**Aim**. Give the listing again in full, exactly as written.

**Excerpted data**.
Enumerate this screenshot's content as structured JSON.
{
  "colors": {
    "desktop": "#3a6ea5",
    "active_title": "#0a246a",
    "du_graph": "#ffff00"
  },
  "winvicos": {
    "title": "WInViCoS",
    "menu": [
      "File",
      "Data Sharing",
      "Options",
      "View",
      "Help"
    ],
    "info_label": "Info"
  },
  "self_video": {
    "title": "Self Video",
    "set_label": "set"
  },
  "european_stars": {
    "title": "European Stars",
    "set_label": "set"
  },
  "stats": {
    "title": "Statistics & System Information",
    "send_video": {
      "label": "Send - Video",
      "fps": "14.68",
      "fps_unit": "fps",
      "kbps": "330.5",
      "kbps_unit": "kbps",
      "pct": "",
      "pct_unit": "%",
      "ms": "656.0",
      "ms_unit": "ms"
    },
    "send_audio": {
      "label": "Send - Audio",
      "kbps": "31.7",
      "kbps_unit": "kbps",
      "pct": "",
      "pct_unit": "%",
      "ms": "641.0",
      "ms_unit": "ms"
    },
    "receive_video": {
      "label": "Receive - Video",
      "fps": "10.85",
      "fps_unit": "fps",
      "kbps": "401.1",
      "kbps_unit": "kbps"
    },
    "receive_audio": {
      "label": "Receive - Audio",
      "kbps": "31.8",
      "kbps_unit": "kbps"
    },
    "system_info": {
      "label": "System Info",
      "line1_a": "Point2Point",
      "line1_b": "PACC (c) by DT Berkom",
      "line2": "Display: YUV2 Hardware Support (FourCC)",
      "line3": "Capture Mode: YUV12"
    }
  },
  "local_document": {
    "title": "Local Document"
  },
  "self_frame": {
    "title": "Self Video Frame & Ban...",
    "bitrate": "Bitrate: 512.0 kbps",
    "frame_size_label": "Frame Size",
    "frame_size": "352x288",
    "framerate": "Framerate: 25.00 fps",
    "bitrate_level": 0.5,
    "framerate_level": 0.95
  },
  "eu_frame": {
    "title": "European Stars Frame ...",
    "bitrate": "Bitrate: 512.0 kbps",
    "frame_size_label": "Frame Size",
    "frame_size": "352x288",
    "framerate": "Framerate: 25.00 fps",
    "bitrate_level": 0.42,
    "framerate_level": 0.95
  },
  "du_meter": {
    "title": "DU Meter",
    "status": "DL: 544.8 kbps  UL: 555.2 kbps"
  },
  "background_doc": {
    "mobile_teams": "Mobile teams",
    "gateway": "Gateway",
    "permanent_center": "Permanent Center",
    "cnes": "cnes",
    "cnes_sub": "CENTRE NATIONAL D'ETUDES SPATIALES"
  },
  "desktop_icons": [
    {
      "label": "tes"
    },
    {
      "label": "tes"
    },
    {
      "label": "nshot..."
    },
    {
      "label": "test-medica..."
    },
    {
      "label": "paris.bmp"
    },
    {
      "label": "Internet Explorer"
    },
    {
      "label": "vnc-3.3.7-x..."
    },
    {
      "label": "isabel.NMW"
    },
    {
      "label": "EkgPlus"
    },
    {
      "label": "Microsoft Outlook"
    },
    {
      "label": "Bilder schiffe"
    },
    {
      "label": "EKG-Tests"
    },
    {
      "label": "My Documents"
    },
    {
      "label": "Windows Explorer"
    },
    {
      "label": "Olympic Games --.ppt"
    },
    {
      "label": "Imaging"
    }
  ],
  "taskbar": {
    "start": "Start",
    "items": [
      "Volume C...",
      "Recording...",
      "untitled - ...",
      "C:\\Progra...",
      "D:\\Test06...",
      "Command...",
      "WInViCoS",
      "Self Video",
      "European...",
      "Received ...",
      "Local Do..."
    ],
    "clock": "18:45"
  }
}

**Final result**.
Enumerate this screenshot's content as structured JSON.
{
  "colors": {
    "desktop": "#3a6ea5",
    "active_title": "#0a246a",
    "du_graph": "#ffff00"
  },
  "winvicos": {
    "title": "WInViCoS",
    "menu": [
      "File",
      "Data Sharing",
      "Options",
      "View",
      "Help"
    ],
    "info_label": "Info"
  },
  "self_video": {
    "title": "Self Video",
    "set_label": "set"
  },
  "european_stars": {
    "title": "European Stars",
    "set_label": "set"
  },
  "stats": {
    "title": "Statistics & System Information",
    "send_video": {
      "label": "Send - Video",
      "fps": "14.68",
      "fps_unit": "fps",
      "kbps": "330.5",
      "kbps_unit": "kbps",
      "pct": "",
      "pct_unit": "%",
      "ms": "656.0",
      "ms_unit": "ms"
    },
    "send_audio": {
      "label": "Send - Audio",
      "kbps": "31.7",
      "kbps_unit": "kbps",
      "pct": "",
      "pct_unit": "%",
      "ms": "641.0",
      "ms_unit": "ms"
    },
    "receive_video": {
      "label": "Receive - Video",
      "fps": "10.85",
      "fps_unit": "fps",
      "kbps": "401.1",
      "kbps_unit": "kbps"
    },
    "receive_audio": {
      "label": "Receive - Audio",
      "kbps": "31.8",
      "kbps_unit": "kbps"
    },
    "system_info": {
      "label": "System Info",
      "line1_a": "Point2Point",
      "line1_b": "PACC (c) by DT Berkom",
      "line2": "Display: YUV2 Hardware Support (FourCC)",
      "line3": "Capture Mode: YUV12"
    }
  },
  "local_document": {
    "title": "Local Document"
  },
  "self_frame": {
    "title": "Self Video Frame & Ban...",
    "bitrate": "Bitrate: 512.0 kbps",
    "frame_size_label": "Frame Size",
    "frame_size": "352x288",
    "framerate": "Framerate: 25.00 fps",
    "bitrate_level": 0.5,
    "framerate_level": 0.95
  },
  "eu_frame": {
    "title": "European Stars Frame ...",
    "bitrate": "Bitrate: 512.0 kbps",
    "frame_size_label": "Frame Size",
    "frame_size": "352x288",
    "framerate": "Framerate: 25.00 fps",
    "bitrate_level": 0.42,
    "framerate_level": 0.95
  },
  "du_meter": {
    "title": "DU Meter",
    "status": "DL: 544.8 kbps  UL: 555.2 kbps"
  },
  "background_doc": {
    "mobile_teams": "Mobile teams",
    "gateway": "Gateway",
    "permanent_center": "Permanent Center",
    "cnes": "cnes",
    "cnes_sub": "CENTRE NATIONAL D'ETUDES SPATIALES"
  },
  "desktop_icons": [
    {
      "label": "tes"
    },
    {
      "label": "tes"
    },
    {
      "label": "nshot..."
    },
    {
      "label": "test-medica..."
    },
    {
      "label": "paris.bmp"
    },
    {
      "label": "Internet Explorer"
    },
    {
      "label": "vnc-3.3.7-x..."
    },
    {
      "label": "isabel.NMW"
    },
    {
      "label": "EkgPlus"
    },
    {
      "label": "Microsoft Outlook"
    },
    {
      "label": "Bilder schiffe"
    },
    {
      "label": "EKG-Tests"
    },
    {
      "label": "My Documents"
    },
    {
      "label": "Windows Explorer"
    },
    {
      "label": "Olympic Games --.ppt"
    },
    {
      "label": "Imaging"
    }
  ],
  "taskbar": {
    "start": "Start",
    "items": [
      "Volume C...",
      "Recording...",
      "untitled - ...",
      "C:\\Progra...",
      "D:\\Test06...",
      "Command...",
      "WInViCoS",
      "Self Video",
      "European...",
      "Received ...",
      "Local Do..."
    ],
    "clock": "18:45"
  }
}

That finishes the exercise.